• _Aim of the exercise_:
Tally up the lines where the string "today" appears; reply with the number only.
--- begin The input ---
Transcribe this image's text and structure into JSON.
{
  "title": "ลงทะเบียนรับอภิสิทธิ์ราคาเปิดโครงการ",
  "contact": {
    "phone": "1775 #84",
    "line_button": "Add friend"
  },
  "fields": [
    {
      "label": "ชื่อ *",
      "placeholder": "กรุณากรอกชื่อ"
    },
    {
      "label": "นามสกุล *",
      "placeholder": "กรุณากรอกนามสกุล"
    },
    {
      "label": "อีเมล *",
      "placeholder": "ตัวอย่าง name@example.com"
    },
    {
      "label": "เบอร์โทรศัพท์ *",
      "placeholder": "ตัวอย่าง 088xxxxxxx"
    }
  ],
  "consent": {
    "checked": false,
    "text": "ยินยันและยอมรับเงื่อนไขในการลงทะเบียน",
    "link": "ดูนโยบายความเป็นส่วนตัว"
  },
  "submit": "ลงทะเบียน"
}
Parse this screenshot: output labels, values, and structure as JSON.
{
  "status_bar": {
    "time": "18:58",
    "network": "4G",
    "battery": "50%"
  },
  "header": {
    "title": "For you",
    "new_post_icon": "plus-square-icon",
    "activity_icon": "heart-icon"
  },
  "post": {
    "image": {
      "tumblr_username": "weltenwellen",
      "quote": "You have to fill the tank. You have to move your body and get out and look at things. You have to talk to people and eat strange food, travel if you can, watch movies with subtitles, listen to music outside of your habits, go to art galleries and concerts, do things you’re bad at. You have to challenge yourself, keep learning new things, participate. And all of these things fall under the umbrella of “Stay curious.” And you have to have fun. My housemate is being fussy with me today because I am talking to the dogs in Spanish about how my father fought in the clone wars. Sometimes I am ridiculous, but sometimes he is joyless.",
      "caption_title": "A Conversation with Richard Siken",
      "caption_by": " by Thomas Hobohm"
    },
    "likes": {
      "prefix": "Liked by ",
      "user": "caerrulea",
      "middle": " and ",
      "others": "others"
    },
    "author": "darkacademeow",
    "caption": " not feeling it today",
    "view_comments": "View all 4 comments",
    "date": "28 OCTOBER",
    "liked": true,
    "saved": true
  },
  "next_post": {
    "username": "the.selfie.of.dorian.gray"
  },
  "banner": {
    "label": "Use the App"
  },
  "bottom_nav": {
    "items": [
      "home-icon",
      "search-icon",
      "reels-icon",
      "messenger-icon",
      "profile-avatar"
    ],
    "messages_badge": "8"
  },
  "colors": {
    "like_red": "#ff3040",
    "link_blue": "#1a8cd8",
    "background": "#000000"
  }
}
--- end The input ---
• _The completed task_:
2